Lines from a dataset:
________________________________________

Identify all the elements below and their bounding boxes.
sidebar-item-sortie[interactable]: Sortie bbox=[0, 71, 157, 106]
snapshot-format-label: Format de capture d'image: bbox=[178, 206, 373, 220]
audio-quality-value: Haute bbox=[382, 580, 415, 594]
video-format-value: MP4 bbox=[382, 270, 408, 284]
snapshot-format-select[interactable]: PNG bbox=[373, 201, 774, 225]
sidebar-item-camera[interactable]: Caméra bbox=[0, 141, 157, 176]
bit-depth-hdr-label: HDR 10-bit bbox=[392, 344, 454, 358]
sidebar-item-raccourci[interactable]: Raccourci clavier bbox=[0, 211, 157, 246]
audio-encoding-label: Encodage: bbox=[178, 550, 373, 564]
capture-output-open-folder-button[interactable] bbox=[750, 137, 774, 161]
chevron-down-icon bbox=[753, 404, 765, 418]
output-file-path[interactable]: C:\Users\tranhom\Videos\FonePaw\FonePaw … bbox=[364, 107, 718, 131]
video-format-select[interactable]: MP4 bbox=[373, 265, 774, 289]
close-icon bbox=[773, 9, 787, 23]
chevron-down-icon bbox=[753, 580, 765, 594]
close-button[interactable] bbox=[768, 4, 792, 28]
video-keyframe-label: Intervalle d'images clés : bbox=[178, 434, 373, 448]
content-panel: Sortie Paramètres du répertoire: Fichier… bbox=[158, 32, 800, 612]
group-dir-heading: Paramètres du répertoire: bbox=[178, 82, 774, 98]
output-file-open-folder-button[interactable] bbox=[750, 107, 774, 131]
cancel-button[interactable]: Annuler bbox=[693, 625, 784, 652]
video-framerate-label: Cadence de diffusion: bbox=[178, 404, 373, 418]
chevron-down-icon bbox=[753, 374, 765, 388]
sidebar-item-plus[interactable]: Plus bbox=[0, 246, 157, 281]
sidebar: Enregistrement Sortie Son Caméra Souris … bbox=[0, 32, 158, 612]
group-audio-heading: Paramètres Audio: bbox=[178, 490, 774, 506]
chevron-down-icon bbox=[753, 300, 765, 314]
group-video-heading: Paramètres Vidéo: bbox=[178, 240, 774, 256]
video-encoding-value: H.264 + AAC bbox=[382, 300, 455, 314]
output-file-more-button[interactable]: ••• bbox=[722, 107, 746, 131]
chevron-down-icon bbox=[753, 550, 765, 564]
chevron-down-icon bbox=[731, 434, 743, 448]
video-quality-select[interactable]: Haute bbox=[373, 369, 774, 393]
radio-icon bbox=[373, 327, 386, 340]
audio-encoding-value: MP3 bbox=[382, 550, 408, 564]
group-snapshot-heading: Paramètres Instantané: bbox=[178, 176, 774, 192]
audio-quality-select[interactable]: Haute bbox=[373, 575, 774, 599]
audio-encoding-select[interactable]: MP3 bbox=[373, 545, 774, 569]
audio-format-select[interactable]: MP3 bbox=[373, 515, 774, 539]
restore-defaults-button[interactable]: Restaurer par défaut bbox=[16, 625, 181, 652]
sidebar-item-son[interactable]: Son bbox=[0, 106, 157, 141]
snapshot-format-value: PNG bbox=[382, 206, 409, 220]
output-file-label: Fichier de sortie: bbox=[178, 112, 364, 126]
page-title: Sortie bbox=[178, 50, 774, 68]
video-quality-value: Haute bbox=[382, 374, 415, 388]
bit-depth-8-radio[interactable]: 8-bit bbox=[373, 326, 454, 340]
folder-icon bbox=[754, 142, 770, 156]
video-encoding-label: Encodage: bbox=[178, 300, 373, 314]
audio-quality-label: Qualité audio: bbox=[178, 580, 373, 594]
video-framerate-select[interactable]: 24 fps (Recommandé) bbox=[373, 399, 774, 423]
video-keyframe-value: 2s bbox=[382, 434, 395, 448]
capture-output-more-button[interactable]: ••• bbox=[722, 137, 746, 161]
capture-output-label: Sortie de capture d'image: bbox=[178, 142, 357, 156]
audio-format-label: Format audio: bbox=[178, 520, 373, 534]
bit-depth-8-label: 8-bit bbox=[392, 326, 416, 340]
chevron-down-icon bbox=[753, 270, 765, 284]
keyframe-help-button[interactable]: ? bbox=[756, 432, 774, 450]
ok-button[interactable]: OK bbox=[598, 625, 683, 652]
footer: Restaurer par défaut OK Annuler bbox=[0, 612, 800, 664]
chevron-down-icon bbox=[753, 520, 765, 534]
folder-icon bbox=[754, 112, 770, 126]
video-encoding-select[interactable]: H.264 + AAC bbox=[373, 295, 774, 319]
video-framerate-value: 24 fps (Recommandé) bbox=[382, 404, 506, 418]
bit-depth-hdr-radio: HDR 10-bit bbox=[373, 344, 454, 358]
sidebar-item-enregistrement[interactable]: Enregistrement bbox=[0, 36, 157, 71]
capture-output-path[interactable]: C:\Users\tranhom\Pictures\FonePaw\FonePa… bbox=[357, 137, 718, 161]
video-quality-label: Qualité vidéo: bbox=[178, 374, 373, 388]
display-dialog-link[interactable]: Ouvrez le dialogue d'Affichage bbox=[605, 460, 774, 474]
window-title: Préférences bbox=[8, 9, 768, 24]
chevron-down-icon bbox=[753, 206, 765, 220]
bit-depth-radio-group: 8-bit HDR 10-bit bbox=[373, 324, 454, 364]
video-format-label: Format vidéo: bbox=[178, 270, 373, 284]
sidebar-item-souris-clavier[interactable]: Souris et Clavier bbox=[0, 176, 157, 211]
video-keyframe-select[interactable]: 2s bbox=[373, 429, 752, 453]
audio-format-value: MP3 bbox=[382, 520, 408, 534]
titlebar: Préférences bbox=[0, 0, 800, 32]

________________________________________

_EXERCISE_: Copy out the lines above, starting with the very first one and going through the line that contains "audio-quality-value: Haute bbox=[382, 580, 415, 594]", with both ends included.

_TASK SOLUTION_:
Identify all the elements below and their bounding boxes.
sidebar-item-sortie[interactable]: Sortie bbox=[0, 71, 157, 106]
snapshot-format-label: Format de capture d'image: bbox=[178, 206, 373, 220]
audio-quality-value: Haute bbox=[382, 580, 415, 594]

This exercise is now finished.